■ Figure contents as structured data
──────────────────────────────

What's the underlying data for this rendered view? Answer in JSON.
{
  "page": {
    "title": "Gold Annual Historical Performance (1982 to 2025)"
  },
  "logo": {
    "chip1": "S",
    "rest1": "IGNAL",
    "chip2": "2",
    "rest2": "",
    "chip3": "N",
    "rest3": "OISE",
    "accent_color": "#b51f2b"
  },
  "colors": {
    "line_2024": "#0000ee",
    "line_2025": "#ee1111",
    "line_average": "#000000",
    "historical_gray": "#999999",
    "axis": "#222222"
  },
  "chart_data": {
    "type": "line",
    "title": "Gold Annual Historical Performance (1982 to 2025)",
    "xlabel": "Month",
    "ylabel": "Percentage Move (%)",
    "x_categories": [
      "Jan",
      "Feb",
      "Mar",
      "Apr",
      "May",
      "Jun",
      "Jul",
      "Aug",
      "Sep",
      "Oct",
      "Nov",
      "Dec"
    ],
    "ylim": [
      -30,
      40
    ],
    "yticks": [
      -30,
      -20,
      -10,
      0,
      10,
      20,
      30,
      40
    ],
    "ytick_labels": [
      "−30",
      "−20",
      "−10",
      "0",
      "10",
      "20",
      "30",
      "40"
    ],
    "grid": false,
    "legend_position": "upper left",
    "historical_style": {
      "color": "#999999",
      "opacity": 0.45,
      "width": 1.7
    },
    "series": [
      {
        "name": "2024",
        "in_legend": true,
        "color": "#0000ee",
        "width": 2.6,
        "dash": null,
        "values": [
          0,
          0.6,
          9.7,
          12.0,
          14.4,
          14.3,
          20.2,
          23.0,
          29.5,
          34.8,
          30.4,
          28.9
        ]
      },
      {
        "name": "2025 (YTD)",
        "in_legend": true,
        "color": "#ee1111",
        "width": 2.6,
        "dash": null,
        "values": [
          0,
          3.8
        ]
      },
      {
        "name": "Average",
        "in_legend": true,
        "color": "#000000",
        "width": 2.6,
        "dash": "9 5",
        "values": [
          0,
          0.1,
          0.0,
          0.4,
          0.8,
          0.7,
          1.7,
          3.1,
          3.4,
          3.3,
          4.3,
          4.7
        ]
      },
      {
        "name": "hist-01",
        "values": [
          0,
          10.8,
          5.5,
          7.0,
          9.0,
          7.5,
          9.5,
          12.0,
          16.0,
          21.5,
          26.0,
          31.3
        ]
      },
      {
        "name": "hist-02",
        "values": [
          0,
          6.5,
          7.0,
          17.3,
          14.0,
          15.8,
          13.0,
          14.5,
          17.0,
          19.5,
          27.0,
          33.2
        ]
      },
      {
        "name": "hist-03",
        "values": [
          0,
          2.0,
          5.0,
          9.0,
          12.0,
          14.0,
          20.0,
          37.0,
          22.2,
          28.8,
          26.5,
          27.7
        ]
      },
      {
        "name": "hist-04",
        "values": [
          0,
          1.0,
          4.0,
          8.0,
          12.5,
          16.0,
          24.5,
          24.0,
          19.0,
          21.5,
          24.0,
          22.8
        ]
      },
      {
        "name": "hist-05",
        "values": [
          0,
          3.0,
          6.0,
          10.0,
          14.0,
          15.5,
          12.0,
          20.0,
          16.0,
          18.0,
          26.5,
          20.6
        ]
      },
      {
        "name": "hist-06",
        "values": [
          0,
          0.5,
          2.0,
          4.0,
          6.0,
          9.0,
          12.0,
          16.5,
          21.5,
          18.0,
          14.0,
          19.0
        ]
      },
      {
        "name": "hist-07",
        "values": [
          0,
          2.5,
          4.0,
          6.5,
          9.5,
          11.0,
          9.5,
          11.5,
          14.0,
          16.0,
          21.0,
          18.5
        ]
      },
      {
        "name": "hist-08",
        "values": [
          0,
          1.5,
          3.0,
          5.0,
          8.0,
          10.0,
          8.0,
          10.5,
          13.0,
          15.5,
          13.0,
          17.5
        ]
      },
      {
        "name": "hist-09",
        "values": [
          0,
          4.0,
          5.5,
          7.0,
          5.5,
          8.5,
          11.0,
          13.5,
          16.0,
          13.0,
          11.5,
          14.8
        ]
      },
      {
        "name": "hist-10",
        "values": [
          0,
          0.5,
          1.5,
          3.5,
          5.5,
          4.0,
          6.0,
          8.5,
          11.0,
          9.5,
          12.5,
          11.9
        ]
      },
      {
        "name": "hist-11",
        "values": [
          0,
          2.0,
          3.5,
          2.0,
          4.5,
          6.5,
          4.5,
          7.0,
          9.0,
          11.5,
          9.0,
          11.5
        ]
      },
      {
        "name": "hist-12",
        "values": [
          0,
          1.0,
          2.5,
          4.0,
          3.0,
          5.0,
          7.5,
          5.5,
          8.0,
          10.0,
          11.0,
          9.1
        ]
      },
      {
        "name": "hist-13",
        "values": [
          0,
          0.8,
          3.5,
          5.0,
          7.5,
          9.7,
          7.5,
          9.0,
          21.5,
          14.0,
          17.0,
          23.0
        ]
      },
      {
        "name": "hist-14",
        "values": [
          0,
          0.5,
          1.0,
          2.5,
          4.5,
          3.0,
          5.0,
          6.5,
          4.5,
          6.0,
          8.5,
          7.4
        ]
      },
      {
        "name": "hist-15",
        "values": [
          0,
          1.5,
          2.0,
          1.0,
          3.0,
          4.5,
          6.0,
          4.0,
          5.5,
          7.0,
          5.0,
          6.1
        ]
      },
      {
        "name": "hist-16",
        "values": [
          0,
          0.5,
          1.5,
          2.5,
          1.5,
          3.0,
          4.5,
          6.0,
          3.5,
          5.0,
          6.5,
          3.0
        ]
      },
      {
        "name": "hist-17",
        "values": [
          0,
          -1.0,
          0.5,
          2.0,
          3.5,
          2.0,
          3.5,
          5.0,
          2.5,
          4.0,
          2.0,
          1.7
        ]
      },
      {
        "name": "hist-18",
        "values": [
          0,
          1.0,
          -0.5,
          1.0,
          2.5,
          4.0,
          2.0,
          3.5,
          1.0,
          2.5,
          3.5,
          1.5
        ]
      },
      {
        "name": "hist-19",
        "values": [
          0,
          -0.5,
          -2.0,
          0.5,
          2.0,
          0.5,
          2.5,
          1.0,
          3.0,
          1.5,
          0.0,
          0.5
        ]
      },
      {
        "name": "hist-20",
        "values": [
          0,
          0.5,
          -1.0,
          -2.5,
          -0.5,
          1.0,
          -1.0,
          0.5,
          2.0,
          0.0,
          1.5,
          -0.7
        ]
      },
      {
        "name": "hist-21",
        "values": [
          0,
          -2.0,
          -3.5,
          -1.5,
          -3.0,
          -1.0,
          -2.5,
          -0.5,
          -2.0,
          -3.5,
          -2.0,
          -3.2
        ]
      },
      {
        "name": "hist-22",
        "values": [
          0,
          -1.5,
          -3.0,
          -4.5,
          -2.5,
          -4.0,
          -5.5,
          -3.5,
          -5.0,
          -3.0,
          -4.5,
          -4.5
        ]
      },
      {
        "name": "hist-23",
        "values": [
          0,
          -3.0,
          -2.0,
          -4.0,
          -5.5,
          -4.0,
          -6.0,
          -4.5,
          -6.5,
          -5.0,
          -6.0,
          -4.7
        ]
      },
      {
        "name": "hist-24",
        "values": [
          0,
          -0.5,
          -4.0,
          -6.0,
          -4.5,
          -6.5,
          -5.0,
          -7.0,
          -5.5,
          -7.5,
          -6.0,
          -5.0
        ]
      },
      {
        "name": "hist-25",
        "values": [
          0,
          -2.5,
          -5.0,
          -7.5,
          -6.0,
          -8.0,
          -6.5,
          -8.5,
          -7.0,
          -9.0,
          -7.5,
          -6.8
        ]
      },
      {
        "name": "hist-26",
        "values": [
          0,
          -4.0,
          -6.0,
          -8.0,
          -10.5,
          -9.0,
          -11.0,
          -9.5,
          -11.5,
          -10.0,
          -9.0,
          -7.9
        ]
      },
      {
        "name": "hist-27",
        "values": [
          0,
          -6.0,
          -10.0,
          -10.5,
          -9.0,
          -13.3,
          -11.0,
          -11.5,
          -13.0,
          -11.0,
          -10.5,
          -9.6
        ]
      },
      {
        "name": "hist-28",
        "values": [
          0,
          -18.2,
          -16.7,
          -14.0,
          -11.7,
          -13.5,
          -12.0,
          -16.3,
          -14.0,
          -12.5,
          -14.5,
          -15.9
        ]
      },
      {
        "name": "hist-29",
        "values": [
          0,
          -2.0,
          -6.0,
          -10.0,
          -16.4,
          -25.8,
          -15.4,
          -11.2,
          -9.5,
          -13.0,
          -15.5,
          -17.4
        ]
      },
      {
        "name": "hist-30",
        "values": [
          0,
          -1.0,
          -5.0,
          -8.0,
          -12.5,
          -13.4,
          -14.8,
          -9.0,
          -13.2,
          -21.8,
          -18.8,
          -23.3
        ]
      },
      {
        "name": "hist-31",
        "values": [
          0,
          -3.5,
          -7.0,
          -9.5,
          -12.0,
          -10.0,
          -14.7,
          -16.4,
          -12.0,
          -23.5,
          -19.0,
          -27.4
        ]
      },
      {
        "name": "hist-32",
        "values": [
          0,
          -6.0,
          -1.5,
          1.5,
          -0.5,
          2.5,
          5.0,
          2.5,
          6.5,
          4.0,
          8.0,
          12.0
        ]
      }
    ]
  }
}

──────────────────────────────

Tally up how many lines in the preceding listing contain the word "title". Give nothing but the number.

■ EXERCISE ANSWER
2